STATED GOAL → Give the number of lines in this listing that contain the word "parempi", and nothing else.

MATERIAL →

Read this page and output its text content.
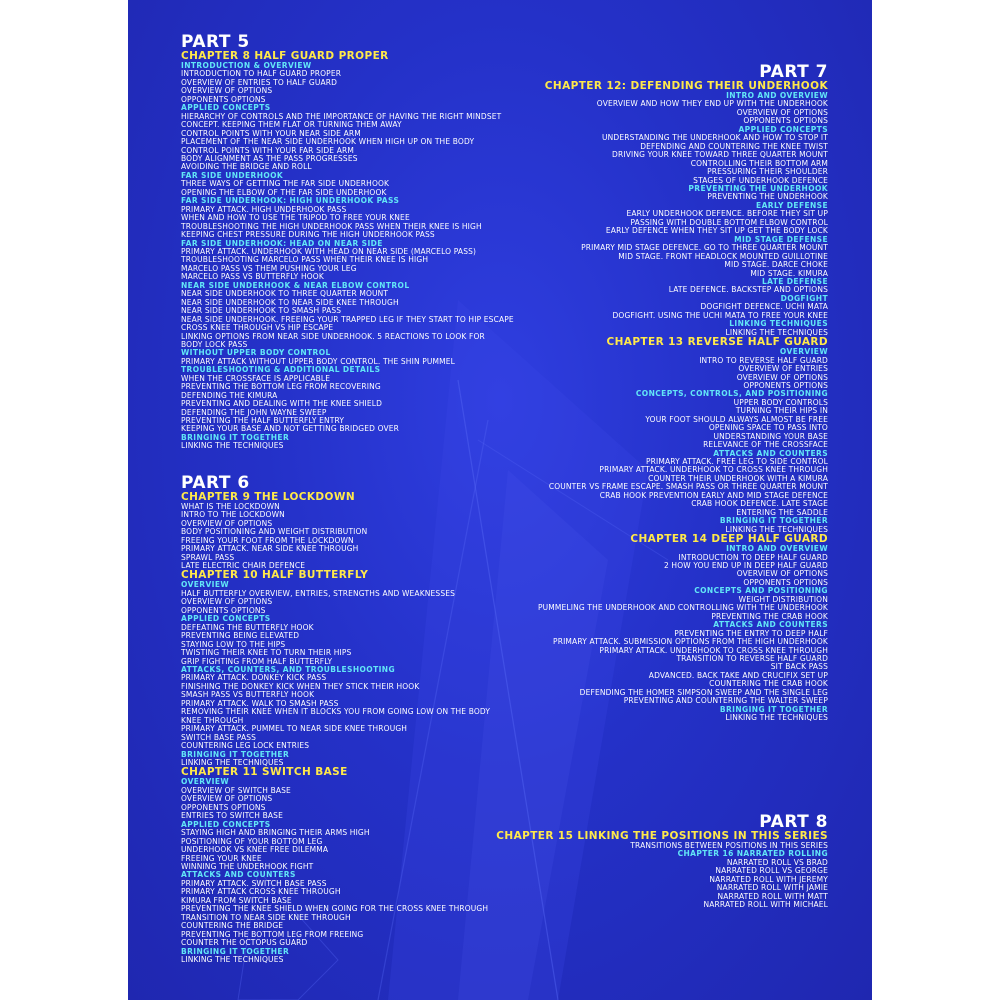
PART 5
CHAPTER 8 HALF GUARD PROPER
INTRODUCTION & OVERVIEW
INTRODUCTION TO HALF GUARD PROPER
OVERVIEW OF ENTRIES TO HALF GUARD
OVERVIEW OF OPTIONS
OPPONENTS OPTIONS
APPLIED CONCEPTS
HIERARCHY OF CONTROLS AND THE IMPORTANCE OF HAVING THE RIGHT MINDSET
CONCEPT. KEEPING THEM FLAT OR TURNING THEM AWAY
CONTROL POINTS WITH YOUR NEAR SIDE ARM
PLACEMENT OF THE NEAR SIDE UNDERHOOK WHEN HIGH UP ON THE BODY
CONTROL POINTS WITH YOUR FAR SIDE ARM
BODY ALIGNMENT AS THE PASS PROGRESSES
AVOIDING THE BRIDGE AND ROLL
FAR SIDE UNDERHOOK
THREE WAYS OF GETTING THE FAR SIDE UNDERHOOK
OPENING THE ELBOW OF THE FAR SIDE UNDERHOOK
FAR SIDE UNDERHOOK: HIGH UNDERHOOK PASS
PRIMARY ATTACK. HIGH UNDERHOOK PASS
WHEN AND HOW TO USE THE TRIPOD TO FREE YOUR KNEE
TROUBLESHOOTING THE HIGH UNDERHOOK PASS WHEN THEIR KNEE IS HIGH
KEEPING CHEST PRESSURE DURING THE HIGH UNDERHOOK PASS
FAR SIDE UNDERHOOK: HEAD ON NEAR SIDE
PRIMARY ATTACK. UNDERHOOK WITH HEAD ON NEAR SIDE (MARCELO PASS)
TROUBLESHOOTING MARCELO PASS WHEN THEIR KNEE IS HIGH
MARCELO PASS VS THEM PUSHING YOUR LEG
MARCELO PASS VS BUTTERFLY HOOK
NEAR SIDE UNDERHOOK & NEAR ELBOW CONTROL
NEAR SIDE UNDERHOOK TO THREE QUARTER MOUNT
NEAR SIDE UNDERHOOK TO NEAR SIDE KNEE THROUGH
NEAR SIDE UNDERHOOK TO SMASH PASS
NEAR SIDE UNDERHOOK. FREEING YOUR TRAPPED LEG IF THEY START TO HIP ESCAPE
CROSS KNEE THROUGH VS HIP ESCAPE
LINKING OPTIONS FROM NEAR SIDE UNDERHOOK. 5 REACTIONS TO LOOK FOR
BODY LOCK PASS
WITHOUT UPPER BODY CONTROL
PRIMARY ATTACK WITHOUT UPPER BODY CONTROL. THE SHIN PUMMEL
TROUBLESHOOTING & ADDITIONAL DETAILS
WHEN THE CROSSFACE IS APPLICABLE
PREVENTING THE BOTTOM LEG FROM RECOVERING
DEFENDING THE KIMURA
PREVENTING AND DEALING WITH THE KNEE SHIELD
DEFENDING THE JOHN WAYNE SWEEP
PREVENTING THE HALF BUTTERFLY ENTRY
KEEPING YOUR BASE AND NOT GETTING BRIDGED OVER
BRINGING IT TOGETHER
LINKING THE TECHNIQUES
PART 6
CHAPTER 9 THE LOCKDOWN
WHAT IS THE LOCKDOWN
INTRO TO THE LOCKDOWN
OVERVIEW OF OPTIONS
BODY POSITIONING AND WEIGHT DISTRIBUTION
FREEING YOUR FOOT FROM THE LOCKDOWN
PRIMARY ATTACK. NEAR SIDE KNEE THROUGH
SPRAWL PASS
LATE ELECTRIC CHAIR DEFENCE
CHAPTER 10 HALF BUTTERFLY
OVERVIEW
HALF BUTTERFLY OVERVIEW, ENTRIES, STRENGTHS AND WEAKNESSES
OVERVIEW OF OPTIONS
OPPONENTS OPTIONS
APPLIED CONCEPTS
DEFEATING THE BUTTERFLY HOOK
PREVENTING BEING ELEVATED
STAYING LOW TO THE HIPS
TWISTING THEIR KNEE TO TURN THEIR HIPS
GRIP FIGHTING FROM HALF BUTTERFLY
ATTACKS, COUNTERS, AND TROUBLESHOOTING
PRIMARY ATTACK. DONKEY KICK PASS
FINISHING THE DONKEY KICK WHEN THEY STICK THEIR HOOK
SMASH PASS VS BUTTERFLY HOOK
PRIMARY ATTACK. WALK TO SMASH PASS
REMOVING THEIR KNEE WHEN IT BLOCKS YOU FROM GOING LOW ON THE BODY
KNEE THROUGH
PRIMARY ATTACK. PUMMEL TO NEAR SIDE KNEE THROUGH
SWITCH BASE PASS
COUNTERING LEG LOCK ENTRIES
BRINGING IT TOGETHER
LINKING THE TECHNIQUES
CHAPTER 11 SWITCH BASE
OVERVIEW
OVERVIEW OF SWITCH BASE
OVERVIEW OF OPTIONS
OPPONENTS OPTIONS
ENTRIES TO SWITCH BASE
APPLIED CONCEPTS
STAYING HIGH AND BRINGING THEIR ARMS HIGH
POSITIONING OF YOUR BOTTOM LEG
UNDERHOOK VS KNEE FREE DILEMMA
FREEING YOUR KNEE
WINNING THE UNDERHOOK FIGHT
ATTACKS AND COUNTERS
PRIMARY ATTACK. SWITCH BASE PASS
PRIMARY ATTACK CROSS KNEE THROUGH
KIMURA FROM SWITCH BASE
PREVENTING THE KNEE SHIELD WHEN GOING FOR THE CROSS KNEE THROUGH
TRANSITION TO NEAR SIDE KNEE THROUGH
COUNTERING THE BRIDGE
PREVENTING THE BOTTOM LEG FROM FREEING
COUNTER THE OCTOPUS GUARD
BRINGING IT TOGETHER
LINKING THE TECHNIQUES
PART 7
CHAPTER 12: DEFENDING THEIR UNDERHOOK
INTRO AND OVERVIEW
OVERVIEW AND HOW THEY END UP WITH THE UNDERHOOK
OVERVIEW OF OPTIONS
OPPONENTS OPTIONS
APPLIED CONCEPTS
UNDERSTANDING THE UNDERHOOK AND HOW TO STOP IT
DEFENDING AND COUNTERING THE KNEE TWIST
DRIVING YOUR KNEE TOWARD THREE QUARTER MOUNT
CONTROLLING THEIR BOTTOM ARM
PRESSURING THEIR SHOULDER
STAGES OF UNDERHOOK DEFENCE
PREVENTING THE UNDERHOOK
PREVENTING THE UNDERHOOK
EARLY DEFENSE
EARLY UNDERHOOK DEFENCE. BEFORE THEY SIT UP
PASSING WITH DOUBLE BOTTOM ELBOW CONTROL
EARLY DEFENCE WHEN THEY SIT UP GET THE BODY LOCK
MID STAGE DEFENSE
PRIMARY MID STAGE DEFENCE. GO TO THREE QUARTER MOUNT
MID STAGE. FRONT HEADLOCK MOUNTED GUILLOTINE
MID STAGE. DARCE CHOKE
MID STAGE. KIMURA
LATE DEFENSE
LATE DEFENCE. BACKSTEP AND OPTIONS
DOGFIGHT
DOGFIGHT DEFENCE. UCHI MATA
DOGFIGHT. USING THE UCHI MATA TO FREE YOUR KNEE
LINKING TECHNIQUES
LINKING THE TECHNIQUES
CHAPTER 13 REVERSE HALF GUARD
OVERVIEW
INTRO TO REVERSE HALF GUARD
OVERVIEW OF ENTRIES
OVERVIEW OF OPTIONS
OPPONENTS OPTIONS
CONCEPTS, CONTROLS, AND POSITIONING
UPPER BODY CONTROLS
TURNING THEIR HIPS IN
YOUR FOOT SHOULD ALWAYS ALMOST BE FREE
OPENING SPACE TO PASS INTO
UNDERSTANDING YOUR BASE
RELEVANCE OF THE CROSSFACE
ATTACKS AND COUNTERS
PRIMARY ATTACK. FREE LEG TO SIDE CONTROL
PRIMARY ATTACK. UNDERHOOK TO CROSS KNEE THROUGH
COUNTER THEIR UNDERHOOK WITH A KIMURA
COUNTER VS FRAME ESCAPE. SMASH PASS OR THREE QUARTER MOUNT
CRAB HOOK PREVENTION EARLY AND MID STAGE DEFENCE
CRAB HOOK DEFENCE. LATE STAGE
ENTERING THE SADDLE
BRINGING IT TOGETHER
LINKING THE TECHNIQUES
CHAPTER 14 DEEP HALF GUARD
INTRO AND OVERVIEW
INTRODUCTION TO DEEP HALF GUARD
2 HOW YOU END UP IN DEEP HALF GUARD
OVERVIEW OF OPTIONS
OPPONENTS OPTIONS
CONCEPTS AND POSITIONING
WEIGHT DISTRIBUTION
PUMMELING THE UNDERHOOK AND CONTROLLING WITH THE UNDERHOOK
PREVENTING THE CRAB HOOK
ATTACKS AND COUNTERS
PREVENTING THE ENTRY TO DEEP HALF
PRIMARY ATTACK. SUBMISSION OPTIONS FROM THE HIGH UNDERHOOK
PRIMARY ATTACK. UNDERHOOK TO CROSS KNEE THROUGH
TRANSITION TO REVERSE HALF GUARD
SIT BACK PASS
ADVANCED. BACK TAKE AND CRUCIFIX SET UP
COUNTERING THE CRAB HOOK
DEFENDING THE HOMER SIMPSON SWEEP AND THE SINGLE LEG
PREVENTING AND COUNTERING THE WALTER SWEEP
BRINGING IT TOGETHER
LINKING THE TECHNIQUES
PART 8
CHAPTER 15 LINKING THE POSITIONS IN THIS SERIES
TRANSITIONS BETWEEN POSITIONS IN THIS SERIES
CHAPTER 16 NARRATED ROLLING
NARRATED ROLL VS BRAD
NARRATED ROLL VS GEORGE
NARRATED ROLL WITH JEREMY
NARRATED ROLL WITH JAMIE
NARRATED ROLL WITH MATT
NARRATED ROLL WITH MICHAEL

---

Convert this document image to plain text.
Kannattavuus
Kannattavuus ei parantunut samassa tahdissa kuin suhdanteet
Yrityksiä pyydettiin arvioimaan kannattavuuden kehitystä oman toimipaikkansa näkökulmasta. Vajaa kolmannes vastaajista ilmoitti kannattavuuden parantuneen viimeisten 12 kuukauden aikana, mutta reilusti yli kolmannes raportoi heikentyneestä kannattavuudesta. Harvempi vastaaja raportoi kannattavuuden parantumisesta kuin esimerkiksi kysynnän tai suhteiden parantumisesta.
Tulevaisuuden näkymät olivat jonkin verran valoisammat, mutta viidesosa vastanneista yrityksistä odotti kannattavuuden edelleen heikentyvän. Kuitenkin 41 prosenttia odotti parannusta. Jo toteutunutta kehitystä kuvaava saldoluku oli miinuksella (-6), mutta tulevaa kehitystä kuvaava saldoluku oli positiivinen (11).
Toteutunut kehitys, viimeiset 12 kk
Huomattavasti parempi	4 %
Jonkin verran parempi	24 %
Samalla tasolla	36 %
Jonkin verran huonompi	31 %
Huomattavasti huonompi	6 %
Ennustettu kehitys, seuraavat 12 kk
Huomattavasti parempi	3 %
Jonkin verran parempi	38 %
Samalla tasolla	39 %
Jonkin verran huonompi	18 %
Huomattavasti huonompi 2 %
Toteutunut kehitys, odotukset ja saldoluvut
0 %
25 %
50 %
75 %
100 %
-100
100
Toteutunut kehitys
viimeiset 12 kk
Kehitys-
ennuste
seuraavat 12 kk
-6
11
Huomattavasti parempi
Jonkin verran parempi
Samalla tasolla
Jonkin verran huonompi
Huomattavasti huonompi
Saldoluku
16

THE ANSWER → 6